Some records
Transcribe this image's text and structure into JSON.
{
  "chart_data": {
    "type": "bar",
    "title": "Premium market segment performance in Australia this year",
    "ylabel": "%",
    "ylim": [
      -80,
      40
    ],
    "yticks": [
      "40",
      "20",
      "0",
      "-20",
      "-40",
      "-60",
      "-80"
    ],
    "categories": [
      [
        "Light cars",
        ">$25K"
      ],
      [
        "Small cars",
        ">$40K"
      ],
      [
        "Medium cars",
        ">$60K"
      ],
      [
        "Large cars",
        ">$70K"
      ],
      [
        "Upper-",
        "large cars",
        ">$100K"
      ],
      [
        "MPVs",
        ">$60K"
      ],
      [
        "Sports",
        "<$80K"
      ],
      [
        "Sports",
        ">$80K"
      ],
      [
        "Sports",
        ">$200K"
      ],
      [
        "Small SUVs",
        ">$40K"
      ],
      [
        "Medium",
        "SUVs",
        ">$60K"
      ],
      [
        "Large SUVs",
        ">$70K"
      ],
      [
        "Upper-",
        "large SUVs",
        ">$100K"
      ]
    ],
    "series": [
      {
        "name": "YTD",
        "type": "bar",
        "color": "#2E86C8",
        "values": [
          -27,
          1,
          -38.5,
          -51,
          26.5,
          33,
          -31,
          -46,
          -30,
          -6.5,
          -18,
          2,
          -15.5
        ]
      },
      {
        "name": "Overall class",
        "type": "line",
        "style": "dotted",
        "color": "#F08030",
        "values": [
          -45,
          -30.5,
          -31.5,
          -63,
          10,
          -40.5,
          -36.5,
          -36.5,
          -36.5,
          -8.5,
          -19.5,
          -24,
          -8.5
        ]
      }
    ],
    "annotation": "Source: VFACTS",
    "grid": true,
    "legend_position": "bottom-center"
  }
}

● PROBLEM STATEMENT
Write down only the number of lines that contain the string "SUVs" in the listing.

● SOLUTION FOR THIS EXERCISE
4